## DIRECTIONS
In the discussion about marriage, restate the passage from "Today women have" up to and including "an abusive relationship.", swapping "relationship" for "partnership".

## PASSAGE PROVIDED
^^^^
Today women have more freedom, are often financially independant and will no longer tolerate behaviour that is unacceptable. So they will live with someone, possibly get married but find that things have changed so they can get out of the relationship.
I believe that to make a good marriage, you have to work at it, through the good times and the bad ones but it does take both partners. However, nobody should have to remain in an abusive relationship.
@littlefranciscan (18327)
• United States
17 Nov 06
It could be because people see too much of marriage ideas on Television and people start living together before marriage..takes away from all that marriage use to stand for.. I think..+
@helpful_ideas (1620)
• United States
17 Nov 06
This is a hard one for me because a) I don't agree with most folks' idea of marriage and b) I don't think enough people keep their word.
That being said, marriage means different things to different people. To me specifically it means a partnership through thick and thin and unconditional love. It is not necessarily limiting nor in my case does it restrict the ability to love or be loved by others. It DOEs take a lot of communication though.
I think our society's idea of love and commitment have become warped to suit self-centered desires, jealousies, and fear.
Of course divorce is the result when all the movies and television, and main sources of "how life is supposed to be" only show the extremes to get ratings.
My best friend is a bit younger than me and buys completely into the fairy tales of "life should be perfect" and you only ever have one true love. That she has always been told.
Hmm, I need to get off my soap box now.....
@euniceeleanor (5966)
• Singapore
17 Nov 06
Well, divorce has become so common nowadays that people dont really give it much thought about getting married anymore. after married, cannot stand each other? divorce...simple!
@grandbbq (153)
• United States
16 Nov 06
I say alot of it has to do with the way the world is now. Very competitive,self centered,not really caring about others as much as themselves.... Good question. I know my marriage ended 18 or so years ago when my now X-wife decided to screw around on me. She felt she needed to find her identity. 2 kids and she could only think of herself.
Am I bitter?
No.
I just wonder sometimes why I even liked that B!tch. LOL...
@chalmette69 (3007)
• United States
16 Nov 06
I am also a Christian also and I agree marriages are taken for granted, and I wish people would take it more serious, marriage is suppose to be for love, not for play or anything else, I think divorces are given to lightly, if they made people stay married instead of letting them get a divorce so easy, they would thing twice next time.
@kimoj2000 (13)
• United States
16 Nov 06
Why would you want marriage to be something other than what it is? Other people's marriging conduct does not reflect on your marriage, so why not let them be the judge of best course in their own lives? Personally I think the mere possibility of divorce increases that value of marriage. I have been married for 3 years now, and I would hate to think that my wife stays with me because she made a promise more than 3 years ago. I believe that we are together not because we chose to back then, but because we choose to every day.
^^^^
## DATA LISTING
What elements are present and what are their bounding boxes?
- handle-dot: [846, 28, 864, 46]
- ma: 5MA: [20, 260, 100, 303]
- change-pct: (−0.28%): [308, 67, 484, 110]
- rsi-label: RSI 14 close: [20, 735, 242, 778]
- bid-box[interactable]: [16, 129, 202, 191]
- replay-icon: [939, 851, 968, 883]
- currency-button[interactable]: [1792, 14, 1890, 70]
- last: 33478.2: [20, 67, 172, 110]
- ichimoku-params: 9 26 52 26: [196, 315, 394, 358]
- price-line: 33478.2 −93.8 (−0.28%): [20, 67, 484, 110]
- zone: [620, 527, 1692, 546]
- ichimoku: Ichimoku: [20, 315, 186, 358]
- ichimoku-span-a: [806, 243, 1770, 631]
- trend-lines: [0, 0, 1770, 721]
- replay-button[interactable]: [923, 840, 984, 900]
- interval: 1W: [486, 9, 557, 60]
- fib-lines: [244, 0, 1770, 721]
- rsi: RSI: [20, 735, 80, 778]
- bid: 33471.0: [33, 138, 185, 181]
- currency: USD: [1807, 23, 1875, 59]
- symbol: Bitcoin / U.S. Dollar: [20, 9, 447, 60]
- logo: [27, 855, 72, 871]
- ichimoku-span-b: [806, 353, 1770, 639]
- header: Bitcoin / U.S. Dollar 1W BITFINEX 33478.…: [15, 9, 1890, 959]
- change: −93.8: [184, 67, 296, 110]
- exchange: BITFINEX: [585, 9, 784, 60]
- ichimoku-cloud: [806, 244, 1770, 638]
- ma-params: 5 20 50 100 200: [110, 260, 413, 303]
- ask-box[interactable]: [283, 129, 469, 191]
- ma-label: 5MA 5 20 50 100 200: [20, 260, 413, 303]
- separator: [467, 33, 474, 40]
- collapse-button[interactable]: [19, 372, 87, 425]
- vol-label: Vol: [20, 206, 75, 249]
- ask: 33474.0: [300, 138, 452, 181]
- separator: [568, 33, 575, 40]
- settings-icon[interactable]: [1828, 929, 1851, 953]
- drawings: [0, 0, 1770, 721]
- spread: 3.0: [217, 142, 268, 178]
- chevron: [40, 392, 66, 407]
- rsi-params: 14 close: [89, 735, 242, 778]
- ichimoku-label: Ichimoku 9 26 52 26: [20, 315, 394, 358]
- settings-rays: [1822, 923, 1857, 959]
^^^^
## TASK OUTPUT
Today women have more freedom, are often financially independant and will no longer tolerate behaviour that is unacceptable. So they will live with someone, possibly get married but find that things have changed so they can get out of the partnership.
I believe that to make a good marriage, you have to work at it, through the good times and the bad ones but it does take both partners. However, nobody should have to remain in an abusive partnership.